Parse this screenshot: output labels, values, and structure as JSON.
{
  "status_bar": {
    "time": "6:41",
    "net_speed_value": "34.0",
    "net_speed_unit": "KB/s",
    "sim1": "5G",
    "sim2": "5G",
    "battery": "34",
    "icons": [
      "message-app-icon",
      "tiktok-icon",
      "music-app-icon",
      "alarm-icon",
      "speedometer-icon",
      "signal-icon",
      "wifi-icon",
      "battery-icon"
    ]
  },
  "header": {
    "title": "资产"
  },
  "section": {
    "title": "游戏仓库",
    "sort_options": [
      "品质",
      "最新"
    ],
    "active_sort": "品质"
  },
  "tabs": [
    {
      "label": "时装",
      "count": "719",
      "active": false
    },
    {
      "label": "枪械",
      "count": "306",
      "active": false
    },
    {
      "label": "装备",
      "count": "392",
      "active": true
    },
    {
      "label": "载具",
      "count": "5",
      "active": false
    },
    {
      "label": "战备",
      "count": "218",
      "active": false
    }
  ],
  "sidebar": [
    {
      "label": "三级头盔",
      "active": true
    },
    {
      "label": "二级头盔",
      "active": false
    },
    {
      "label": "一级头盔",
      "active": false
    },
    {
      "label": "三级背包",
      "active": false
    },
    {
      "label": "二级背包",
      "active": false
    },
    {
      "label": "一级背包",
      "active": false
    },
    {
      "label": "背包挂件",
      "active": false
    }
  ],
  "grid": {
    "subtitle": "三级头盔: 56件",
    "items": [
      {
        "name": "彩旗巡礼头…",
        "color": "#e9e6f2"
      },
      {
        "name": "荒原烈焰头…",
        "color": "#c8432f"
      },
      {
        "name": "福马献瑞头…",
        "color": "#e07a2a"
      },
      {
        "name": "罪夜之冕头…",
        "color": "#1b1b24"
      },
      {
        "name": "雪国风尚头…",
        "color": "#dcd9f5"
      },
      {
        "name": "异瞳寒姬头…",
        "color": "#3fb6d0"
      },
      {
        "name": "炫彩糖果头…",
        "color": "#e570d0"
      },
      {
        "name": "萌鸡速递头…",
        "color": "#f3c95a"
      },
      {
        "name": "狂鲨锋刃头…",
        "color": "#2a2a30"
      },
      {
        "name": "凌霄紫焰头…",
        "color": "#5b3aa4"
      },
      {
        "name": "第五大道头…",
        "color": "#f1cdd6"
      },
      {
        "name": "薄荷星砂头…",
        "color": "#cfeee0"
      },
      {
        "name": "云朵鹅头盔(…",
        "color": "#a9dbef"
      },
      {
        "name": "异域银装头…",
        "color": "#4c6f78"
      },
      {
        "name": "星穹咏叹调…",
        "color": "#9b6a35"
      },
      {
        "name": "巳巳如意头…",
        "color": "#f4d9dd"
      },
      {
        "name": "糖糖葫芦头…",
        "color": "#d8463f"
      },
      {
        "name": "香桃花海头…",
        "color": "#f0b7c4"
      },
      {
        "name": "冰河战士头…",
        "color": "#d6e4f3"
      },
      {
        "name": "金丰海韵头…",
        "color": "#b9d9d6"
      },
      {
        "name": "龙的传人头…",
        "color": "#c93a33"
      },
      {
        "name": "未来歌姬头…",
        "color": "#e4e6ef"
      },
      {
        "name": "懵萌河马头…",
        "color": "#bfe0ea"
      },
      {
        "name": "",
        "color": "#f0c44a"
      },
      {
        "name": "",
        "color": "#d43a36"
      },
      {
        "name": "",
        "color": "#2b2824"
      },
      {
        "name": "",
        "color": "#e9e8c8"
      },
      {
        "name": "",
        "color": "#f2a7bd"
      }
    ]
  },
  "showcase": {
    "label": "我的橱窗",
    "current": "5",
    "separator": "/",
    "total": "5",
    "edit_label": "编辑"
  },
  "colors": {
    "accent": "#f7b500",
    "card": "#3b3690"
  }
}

________________

TASK PROMPT:
Copy out each line above, character for character.

EXPECTED ANSWER:
Parse this screenshot: output labels, values, and structure as JSON.
{
  "status_bar": {
    "time": "6:41",
    "net_speed_value": "34.0",
    "net_speed_unit": "KB/s",
    "sim1": "5G",
    "sim2": "5G",
    "battery": "34",
    "icons": [
      "message-app-icon",
      "tiktok-icon",
      "music-app-icon",
      "alarm-icon",
      "speedometer-icon",
      "signal-icon",
      "wifi-icon",
      "battery-icon"
    ]
  },
  "header": {
    "title": "资产"
  },
  "section": {
    "title": "游戏仓库",
    "sort_options": [
      "品质",
      "最新"
    ],
    "active_sort": "品质"
  },
  "tabs": [
    {
      "label": "时装",
      "count": "719",
      "active": false
    },
    {
      "label": "枪械",
      "count": "306",
      "active": false
    },
    {
      "label": "装备",
      "count": "392",
      "active": true
    },
    {
      "label": "载具",
      "count": "5",
      "active": false
    },
    {
      "label": "战备",
      "count": "218",
      "active": false
    }
  ],
  "sidebar": [
    {
      "label": "三级头盔",
      "active": true
    },
    {
      "label": "二级头盔",
      "active": false
    },
    {
      "label": "一级头盔",
      "active": false
    },
    {
      "label": "三级背包",
      "active": false
    },
    {
      "label": "二级背包",
      "active": false
    },
    {
      "label": "一级背包",
      "active": false
    },
    {
      "label": "背包挂件",
      "active": false
    }
  ],
  "grid": {
    "subtitle": "三级头盔: 56件",
    "items": [
      {
        "name": "彩旗巡礼头…",
        "color": "#e9e6f2"
      },
      {
        "name": "荒原烈焰头…",
        "color": "#c8432f"
      },
      {
        "name": "福马献瑞头…",
        "color": "#e07a2a"
      },
      {
        "name": "罪夜之冕头…",
        "color": "#1b1b24"
      },
      {
        "name": "雪国风尚头…",
        "color": "#dcd9f5"
      },
      {
        "name": "异瞳寒姬头…",
        "color": "#3fb6d0"
      },
      {
        "name": "炫彩糖果头…",
        "color": "#e570d0"
      },
      {
        "name": "萌鸡速递头…",
        "color": "#f3c95a"
      },
      {
        "name": "狂鲨锋刃头…",
        "color": "#2a2a30"
      },
      {
        "name": "凌霄紫焰头…",
        "color": "#5b3aa4"
      },
      {
        "name": "第五大道头…",
        "color": "#f1cdd6"
      },
      {
        "name": "薄荷星砂头…",
        "color": "#cfeee0"
      },
      {
        "name": "云朵鹅头盔(…",
        "color": "#a9dbef"
      },
      {
        "name": "异域银装头…",
        "color": "#4c6f78"
      },
      {
        "name": "星穹咏叹调…",
        "color": "#9b6a35"
      },
      {
        "name": "巳巳如意头…",
        "color": "#f4d9dd"
      },
      {
        "name": "糖糖葫芦头…",
        "color": "#d8463f"
      },
      {
        "name": "香桃花海头…",
        "color": "#f0b7c4"
      },
      {
        "name": "冰河战士头…",
        "color": "#d6e4f3"
      },
      {
        "name": "金丰海韵头…",
        "color": "#b9d9d6"
      },
      {
        "name": "龙的传人头…",
        "color": "#c93a33"
      },
      {
        "name": "未来歌姬头…",
        "color": "#e4e6ef"
      },
      {
        "name": "懵萌河马头…",
        "color": "#bfe0ea"
      },
      {
        "name": "",
        "color": "#f0c44a"
      },
      {
        "name": "",
        "color": "#d43a36"
      },
      {
        "name": "",
        "color": "#2b2824"
      },
      {
        "name": "",
        "color": "#e9e8c8"
      },
      {
        "name": "",
        "color": "#f2a7bd"
      }
    ]
  },
  "showcase": {
    "label": "我的橱窗",
    "current": "5",
    "separator": "/",
    "total": "5",
    "edit_label": "编辑"
  },
  "colors": {
    "accent": "#f7b500",
    "card": "#3b3690"
  }
}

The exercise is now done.